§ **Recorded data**

************

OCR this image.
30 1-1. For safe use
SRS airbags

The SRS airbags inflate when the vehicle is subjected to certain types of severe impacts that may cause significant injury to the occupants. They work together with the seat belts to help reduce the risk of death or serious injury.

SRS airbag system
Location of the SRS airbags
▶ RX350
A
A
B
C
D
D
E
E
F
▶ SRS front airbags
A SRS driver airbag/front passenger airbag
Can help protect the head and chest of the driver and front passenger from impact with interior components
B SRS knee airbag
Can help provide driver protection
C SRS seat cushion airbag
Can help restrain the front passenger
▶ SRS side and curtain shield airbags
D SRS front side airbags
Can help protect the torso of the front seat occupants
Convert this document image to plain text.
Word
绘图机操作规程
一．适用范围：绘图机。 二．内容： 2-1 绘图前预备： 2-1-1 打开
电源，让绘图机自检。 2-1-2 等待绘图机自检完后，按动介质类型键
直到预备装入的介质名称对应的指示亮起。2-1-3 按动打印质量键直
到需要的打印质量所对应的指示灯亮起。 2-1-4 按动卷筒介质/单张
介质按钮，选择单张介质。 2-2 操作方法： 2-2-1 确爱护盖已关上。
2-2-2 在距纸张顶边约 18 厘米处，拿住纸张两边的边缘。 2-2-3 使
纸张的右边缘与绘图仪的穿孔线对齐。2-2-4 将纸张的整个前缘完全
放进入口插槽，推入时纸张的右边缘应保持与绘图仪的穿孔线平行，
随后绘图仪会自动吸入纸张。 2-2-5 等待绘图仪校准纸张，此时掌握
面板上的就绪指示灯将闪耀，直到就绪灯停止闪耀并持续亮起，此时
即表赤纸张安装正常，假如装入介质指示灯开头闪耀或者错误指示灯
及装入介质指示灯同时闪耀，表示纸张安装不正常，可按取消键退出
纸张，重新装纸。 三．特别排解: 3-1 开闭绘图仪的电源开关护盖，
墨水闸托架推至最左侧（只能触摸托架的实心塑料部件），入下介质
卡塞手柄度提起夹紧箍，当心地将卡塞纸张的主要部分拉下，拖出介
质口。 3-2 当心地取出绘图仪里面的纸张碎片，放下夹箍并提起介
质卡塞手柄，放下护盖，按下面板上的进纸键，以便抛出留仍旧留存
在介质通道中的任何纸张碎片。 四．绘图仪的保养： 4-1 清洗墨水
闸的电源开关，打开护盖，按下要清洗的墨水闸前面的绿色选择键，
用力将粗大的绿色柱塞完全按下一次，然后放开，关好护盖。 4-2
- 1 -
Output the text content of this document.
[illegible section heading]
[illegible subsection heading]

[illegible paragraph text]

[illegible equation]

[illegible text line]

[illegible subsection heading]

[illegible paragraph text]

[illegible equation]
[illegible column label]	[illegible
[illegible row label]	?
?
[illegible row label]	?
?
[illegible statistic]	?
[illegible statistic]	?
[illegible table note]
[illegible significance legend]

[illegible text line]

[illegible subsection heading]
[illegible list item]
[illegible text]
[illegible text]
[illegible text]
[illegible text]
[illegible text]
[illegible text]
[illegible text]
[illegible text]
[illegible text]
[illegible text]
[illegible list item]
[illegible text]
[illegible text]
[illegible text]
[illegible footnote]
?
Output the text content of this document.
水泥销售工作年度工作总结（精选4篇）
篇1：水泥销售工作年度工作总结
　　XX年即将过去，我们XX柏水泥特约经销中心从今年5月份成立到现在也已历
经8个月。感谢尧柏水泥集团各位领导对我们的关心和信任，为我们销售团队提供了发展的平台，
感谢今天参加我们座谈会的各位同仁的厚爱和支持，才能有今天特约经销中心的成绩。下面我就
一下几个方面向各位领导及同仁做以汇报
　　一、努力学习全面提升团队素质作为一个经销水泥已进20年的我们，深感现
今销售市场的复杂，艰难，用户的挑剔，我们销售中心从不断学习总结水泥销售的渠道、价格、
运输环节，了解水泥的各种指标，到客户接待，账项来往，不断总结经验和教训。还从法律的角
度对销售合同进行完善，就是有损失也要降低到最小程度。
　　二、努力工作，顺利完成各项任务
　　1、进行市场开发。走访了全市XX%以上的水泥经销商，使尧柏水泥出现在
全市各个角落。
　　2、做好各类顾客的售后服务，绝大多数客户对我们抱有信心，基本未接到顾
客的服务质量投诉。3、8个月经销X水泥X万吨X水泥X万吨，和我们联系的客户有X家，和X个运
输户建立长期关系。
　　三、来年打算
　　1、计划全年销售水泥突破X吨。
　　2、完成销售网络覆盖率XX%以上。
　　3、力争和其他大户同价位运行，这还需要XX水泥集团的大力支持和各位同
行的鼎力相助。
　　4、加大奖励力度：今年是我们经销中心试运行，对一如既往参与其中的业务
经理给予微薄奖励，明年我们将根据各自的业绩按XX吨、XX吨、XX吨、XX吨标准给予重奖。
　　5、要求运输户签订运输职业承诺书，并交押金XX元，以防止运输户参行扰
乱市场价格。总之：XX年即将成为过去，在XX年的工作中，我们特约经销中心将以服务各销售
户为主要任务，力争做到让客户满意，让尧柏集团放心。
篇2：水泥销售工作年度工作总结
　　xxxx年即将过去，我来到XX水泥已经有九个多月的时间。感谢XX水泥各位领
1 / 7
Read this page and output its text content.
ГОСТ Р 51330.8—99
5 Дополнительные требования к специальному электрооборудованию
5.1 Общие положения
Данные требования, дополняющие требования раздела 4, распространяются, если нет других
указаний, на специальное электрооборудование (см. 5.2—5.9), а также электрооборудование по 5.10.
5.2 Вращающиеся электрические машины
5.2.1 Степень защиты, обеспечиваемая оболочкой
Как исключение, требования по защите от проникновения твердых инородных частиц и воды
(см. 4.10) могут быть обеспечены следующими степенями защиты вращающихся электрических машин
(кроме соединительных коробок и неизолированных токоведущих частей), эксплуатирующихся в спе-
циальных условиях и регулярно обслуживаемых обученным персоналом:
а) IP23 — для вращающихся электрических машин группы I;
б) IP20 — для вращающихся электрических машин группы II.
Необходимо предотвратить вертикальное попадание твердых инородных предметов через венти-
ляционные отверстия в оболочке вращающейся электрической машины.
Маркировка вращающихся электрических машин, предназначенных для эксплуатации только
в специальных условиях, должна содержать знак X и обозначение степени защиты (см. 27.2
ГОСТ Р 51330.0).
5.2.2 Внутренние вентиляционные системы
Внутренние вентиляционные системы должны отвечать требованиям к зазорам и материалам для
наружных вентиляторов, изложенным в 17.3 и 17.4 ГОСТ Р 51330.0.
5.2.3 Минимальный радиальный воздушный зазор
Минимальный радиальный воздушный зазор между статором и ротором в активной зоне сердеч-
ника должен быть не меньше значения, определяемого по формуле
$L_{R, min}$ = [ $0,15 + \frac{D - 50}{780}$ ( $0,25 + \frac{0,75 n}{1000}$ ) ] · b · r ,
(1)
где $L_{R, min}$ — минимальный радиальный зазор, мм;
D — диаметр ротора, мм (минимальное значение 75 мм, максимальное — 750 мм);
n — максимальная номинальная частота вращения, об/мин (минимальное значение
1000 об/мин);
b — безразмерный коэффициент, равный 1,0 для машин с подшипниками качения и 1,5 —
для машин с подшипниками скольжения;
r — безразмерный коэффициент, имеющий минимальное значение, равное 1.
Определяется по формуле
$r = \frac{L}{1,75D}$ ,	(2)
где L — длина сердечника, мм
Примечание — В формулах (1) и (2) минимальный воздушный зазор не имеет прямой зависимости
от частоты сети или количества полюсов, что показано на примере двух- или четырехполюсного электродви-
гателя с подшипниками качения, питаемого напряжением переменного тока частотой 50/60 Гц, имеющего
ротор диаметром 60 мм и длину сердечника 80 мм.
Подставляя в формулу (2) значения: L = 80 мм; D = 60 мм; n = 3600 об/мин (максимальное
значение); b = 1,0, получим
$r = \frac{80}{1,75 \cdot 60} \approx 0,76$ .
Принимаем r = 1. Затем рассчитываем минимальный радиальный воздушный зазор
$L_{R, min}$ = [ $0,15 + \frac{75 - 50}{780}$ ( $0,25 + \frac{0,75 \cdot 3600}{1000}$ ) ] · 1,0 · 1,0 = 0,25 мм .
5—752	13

************

§ **WHAT THE TASK ASKS**
Copy each line above containing the string "ГОСТ".

§ **EXERCISE RESPONSE**
ГОСТ Р 51330.8—99
ГОСТ Р 51330.0).
наружных вентиляторов, изложенным в 17.3 и 17.4 ГОСТ Р 51330.0.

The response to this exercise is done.